### PROMPT:
Below are some records. How many of their lines contain the string "this"? Give the number only.
--------------------
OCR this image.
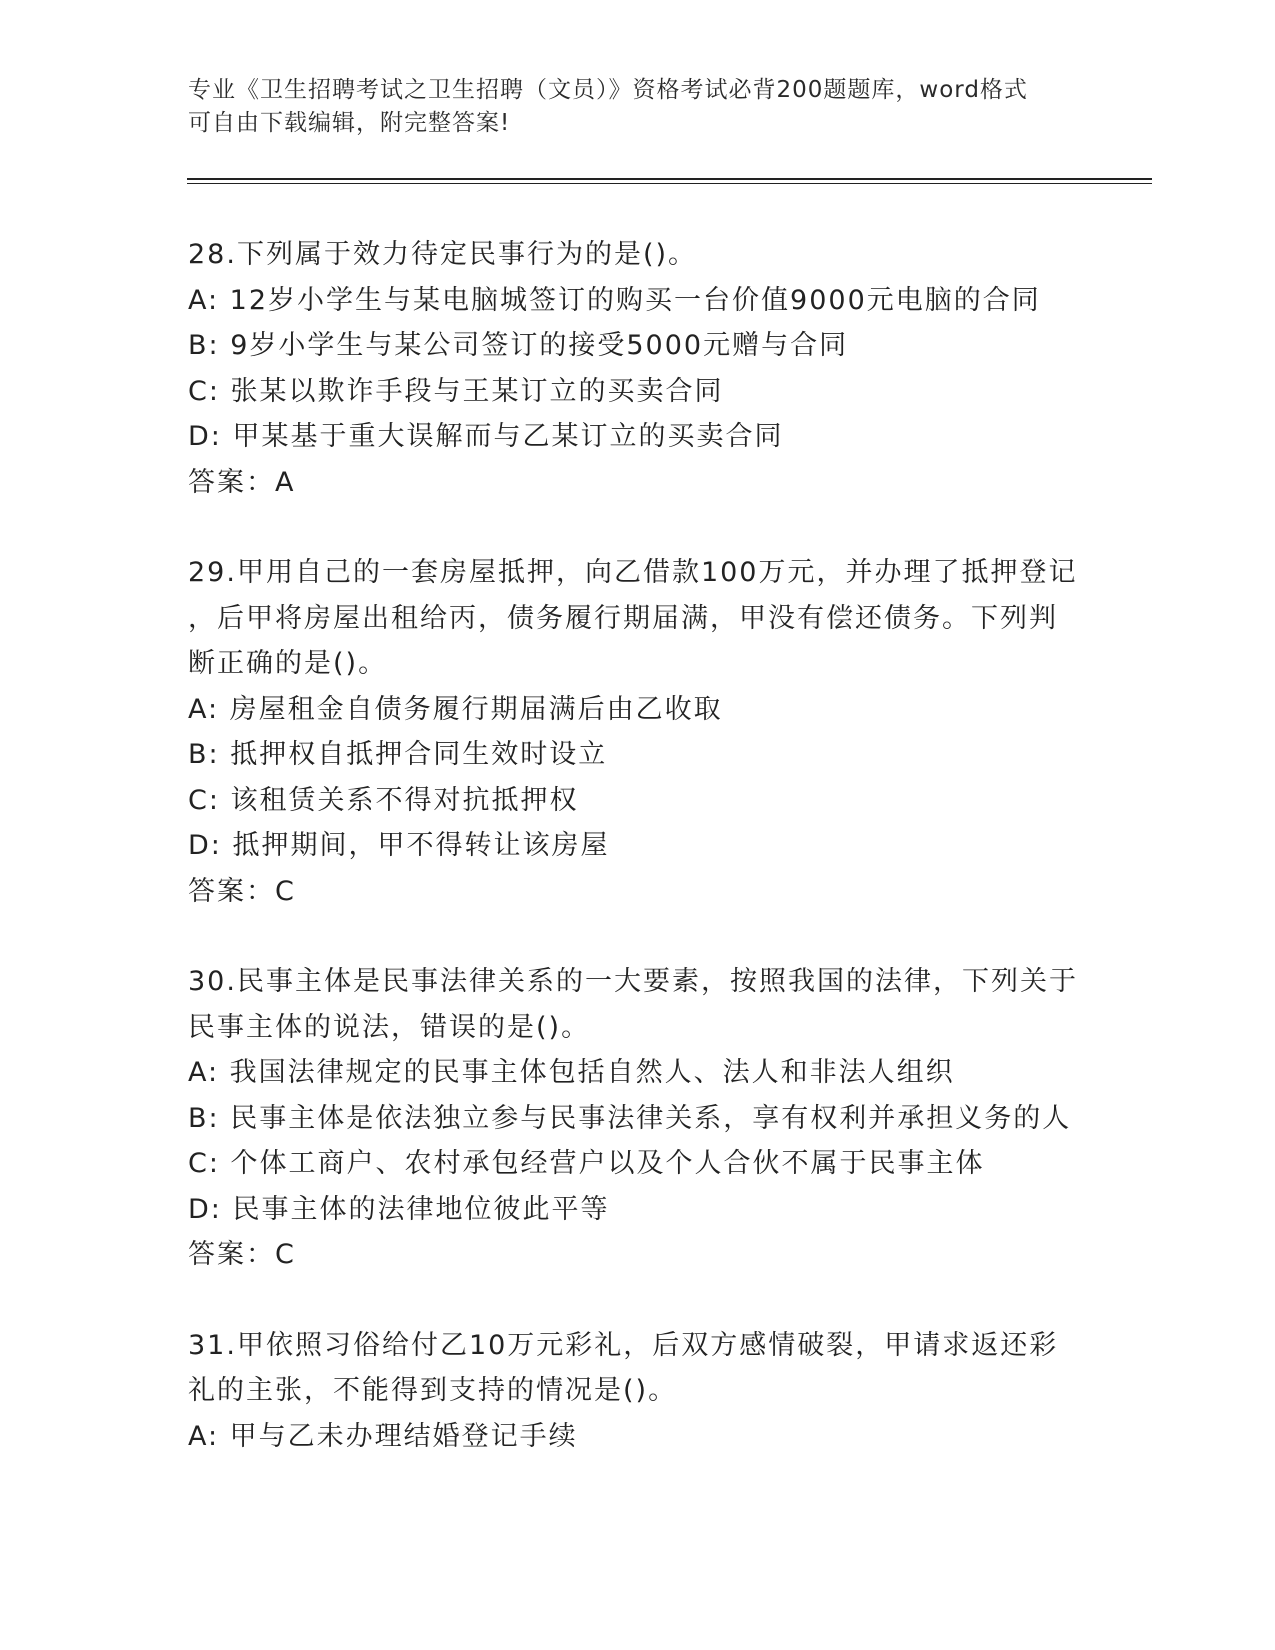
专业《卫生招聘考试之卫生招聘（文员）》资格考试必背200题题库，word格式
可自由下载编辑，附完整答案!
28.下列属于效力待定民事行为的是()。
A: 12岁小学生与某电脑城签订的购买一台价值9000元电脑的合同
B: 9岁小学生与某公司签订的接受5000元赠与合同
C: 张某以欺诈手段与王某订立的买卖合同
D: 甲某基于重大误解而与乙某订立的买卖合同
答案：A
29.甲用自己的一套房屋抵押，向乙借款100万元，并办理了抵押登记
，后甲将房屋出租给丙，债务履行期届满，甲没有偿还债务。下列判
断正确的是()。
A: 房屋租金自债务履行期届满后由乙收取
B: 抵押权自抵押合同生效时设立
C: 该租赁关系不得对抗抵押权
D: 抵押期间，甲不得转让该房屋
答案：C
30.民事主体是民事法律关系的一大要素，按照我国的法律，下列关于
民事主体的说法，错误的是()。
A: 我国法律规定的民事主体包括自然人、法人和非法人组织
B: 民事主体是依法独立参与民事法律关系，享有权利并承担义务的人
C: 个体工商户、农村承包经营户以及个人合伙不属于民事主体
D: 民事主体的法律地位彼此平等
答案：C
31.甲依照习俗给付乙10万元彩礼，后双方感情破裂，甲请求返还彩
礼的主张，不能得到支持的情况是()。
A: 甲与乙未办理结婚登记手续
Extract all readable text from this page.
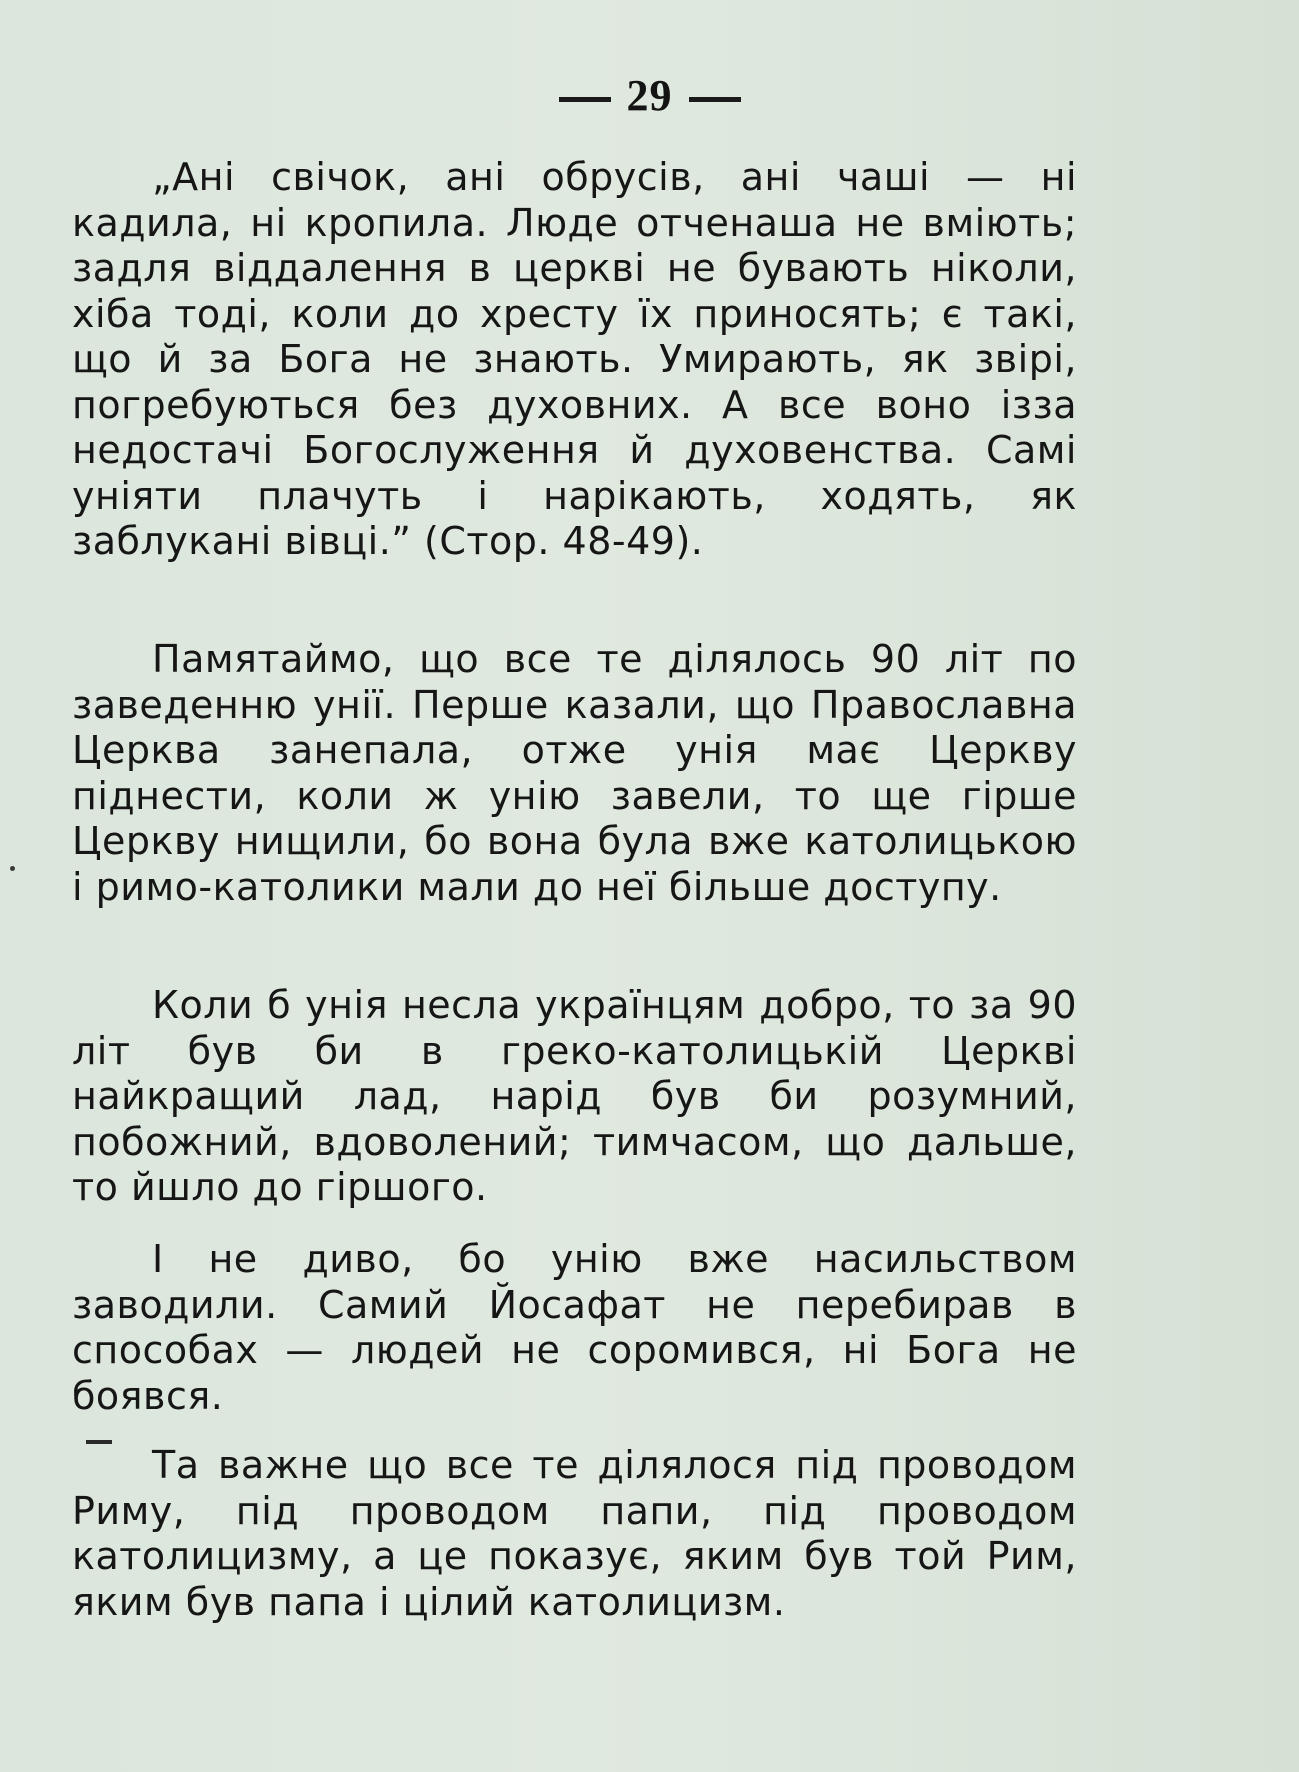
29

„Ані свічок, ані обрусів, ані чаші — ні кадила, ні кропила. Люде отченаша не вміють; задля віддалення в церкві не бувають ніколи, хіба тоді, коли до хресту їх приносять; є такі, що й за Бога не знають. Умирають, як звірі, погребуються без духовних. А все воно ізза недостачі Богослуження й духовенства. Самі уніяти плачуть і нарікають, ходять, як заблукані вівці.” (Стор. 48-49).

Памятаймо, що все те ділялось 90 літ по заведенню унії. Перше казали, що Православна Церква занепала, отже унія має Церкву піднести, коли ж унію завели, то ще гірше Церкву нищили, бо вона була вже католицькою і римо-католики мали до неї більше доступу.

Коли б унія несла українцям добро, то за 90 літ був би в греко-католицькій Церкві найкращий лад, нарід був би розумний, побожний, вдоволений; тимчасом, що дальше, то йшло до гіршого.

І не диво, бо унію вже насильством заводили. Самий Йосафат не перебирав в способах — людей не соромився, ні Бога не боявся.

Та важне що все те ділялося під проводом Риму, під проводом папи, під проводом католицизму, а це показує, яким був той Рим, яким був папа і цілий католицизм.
--------------------
### SOLUTION:
2